* Start DATA FOR THE TASK *
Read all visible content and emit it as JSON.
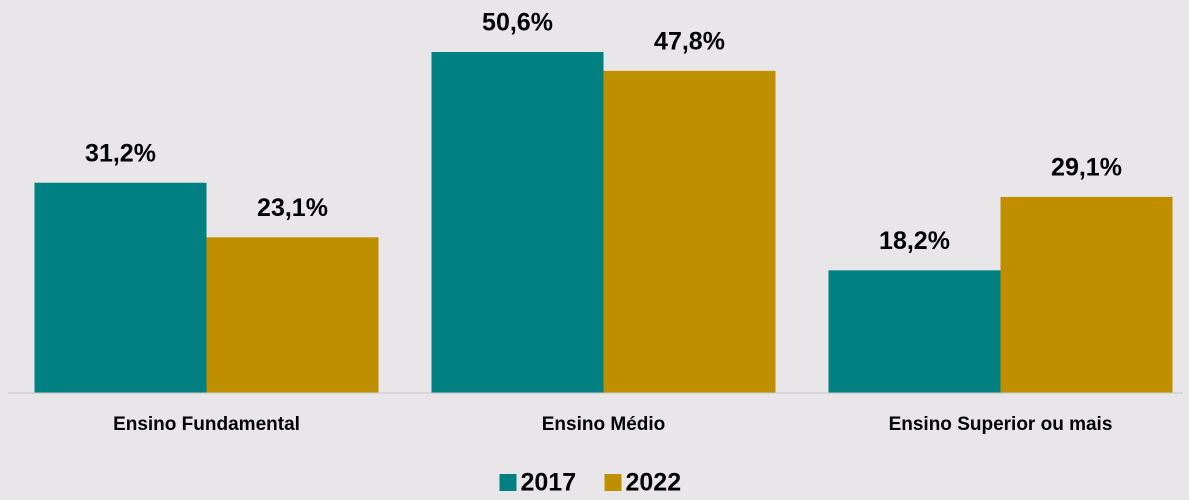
{
  "chart_data": {
    "type": "bar",
    "categories": [
      "Ensino Fundamental",
      "Ensino Médio",
      "Ensino Superior ou mais"
    ],
    "series": [
      {
        "name": "2017",
        "color": "#008080",
        "values": [
          31.2,
          50.6,
          18.2
        ],
        "value_labels": [
          "31,2%",
          "50,6%",
          "18,2%"
        ]
      },
      {
        "name": "2022",
        "color": "#bf8f00",
        "values": [
          23.1,
          47.8,
          29.1
        ],
        "value_labels": [
          "23,1%",
          "47,8%",
          "29,1%"
        ]
      }
    ],
    "legend": "bottom"
  }
}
* End DATA FOR THE TASK *
▶ PROBLEM REQUIREMENTS
Reproduce the full listing faithfully, but do not carry over any pictures.

▶ OUTPUT OF THE TASK
Read all visible content and emit it as JSON.
{
  "chart_data": {
    "type": "bar",
    "categories": [
      "Ensino Fundamental",
      "Ensino Médio",
      "Ensino Superior ou mais"
    ],
    "series": [
      {
        "name": "2017",
        "color": "#008080",
        "values": [
          31.2,
          50.6,
          18.2
        ],
        "value_labels": [
          "31,2%",
          "50,6%",
          "18,2%"
        ]
      },
      {
        "name": "2022",
        "color": "#bf8f00",
        "values": [
          23.1,
          47.8,
          29.1
        ],
        "value_labels": [
          "23,1%",
          "47,8%",
          "29,1%"
        ]
      }
    ],
    "legend": "bottom"
  }
}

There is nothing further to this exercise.